━━━━━ Data records
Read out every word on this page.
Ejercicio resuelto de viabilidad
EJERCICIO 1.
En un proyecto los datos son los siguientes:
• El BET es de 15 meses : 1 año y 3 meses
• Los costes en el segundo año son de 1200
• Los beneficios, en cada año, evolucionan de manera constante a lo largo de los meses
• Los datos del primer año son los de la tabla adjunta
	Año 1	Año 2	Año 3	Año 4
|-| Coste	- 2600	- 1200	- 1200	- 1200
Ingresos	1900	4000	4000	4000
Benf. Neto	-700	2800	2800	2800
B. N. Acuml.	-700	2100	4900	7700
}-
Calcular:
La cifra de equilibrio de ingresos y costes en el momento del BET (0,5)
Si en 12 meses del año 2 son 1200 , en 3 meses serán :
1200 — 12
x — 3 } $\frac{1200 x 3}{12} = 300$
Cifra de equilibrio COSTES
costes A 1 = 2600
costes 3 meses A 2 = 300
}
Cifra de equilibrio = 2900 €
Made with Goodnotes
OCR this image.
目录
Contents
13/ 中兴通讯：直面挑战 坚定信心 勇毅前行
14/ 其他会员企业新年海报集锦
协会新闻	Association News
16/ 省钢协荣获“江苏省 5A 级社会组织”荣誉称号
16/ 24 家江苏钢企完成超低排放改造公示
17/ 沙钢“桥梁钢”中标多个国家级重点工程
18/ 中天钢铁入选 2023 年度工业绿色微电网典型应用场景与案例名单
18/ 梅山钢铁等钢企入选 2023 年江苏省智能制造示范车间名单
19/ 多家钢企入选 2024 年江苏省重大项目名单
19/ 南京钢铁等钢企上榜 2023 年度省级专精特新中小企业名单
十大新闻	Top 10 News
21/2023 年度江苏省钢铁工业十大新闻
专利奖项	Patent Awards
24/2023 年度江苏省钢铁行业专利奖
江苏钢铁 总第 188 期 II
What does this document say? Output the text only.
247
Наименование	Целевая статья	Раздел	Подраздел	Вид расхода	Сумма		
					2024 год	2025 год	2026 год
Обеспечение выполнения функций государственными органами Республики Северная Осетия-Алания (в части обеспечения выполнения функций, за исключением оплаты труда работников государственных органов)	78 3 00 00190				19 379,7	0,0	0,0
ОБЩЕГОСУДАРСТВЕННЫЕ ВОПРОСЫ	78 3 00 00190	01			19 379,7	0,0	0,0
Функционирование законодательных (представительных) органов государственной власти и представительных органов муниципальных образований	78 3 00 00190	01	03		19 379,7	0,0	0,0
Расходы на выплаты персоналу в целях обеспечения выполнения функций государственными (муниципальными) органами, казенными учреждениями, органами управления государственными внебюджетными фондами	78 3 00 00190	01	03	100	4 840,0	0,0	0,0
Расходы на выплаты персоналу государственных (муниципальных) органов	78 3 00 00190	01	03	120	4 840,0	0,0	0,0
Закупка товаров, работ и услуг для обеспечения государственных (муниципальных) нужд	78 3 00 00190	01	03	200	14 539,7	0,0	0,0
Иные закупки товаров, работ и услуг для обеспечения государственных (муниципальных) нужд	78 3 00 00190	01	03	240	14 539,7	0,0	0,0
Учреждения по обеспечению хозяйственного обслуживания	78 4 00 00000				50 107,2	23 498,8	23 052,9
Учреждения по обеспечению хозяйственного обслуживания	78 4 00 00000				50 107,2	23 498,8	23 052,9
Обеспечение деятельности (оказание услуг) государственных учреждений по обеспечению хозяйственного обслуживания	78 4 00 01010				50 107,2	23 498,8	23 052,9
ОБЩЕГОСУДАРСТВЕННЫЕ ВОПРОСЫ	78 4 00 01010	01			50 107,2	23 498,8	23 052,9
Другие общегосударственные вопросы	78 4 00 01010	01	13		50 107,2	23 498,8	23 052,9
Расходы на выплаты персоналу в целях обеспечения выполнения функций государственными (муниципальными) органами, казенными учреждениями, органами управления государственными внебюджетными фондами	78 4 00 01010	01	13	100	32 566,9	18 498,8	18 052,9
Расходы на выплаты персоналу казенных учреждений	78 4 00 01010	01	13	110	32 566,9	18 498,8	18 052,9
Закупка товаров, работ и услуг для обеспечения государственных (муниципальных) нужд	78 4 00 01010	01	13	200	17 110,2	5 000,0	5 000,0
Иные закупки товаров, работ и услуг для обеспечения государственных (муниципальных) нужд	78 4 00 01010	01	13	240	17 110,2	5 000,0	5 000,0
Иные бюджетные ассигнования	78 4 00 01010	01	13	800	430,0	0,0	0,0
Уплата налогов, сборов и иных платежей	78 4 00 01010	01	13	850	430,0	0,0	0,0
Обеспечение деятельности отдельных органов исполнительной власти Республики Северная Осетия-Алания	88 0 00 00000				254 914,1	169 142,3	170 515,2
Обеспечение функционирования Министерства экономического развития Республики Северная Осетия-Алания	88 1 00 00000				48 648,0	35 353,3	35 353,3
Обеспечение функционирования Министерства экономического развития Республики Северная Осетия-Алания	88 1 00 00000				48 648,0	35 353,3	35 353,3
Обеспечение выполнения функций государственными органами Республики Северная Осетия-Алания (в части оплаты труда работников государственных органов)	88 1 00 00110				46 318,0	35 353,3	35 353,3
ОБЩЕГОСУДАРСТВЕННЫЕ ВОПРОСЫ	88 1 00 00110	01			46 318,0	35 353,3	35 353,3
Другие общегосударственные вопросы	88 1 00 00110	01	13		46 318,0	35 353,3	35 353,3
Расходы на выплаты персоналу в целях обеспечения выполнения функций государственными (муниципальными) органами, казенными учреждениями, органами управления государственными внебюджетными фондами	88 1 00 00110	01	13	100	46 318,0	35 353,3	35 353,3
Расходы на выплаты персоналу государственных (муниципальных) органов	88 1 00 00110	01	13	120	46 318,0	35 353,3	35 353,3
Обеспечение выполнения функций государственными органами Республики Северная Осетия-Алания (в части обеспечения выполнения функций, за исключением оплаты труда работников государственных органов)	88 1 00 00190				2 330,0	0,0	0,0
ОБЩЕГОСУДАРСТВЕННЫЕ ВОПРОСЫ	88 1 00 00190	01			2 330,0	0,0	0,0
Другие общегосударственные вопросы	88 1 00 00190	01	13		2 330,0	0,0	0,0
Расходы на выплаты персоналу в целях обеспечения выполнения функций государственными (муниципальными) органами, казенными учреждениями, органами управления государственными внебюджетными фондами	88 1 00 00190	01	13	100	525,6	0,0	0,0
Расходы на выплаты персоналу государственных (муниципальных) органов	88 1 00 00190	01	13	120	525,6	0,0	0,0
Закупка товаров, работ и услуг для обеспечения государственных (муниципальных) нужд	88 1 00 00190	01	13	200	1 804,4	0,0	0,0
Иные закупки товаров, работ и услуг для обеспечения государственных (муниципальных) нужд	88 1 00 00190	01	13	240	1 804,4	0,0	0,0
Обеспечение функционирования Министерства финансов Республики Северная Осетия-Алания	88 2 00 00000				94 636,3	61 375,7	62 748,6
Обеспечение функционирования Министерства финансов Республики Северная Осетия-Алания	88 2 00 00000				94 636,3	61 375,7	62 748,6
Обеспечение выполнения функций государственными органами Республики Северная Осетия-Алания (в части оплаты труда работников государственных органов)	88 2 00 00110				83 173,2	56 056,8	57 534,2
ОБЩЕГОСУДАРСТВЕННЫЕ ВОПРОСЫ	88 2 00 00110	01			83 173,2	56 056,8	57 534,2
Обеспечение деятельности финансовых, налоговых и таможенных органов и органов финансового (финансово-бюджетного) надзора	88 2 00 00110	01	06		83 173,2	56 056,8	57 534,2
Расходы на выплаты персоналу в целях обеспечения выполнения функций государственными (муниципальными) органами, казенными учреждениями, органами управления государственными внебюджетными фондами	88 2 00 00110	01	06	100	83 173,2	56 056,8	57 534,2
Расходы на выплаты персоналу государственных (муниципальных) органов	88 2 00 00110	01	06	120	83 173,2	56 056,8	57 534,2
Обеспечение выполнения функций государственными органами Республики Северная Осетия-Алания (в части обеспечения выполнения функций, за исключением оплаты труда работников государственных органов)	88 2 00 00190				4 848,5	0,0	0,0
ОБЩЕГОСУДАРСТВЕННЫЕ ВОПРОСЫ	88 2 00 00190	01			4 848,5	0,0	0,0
━━━━━━━━━━
_Required task:_ Go through the material line by line. Show each line that contains the string "власти".

_Exercise result:_
Функционирование законодательных (представительных) органов государственной власти и представительных органов муниципальных образований	78 3 00 00190	01	03		19 379,7	0,0	0,0
Обеспечение деятельности отдельных органов исполнительной власти Республики Северная Осетия-Алания	88 0 00 00000				254 914,1	169 142,3	170 515,2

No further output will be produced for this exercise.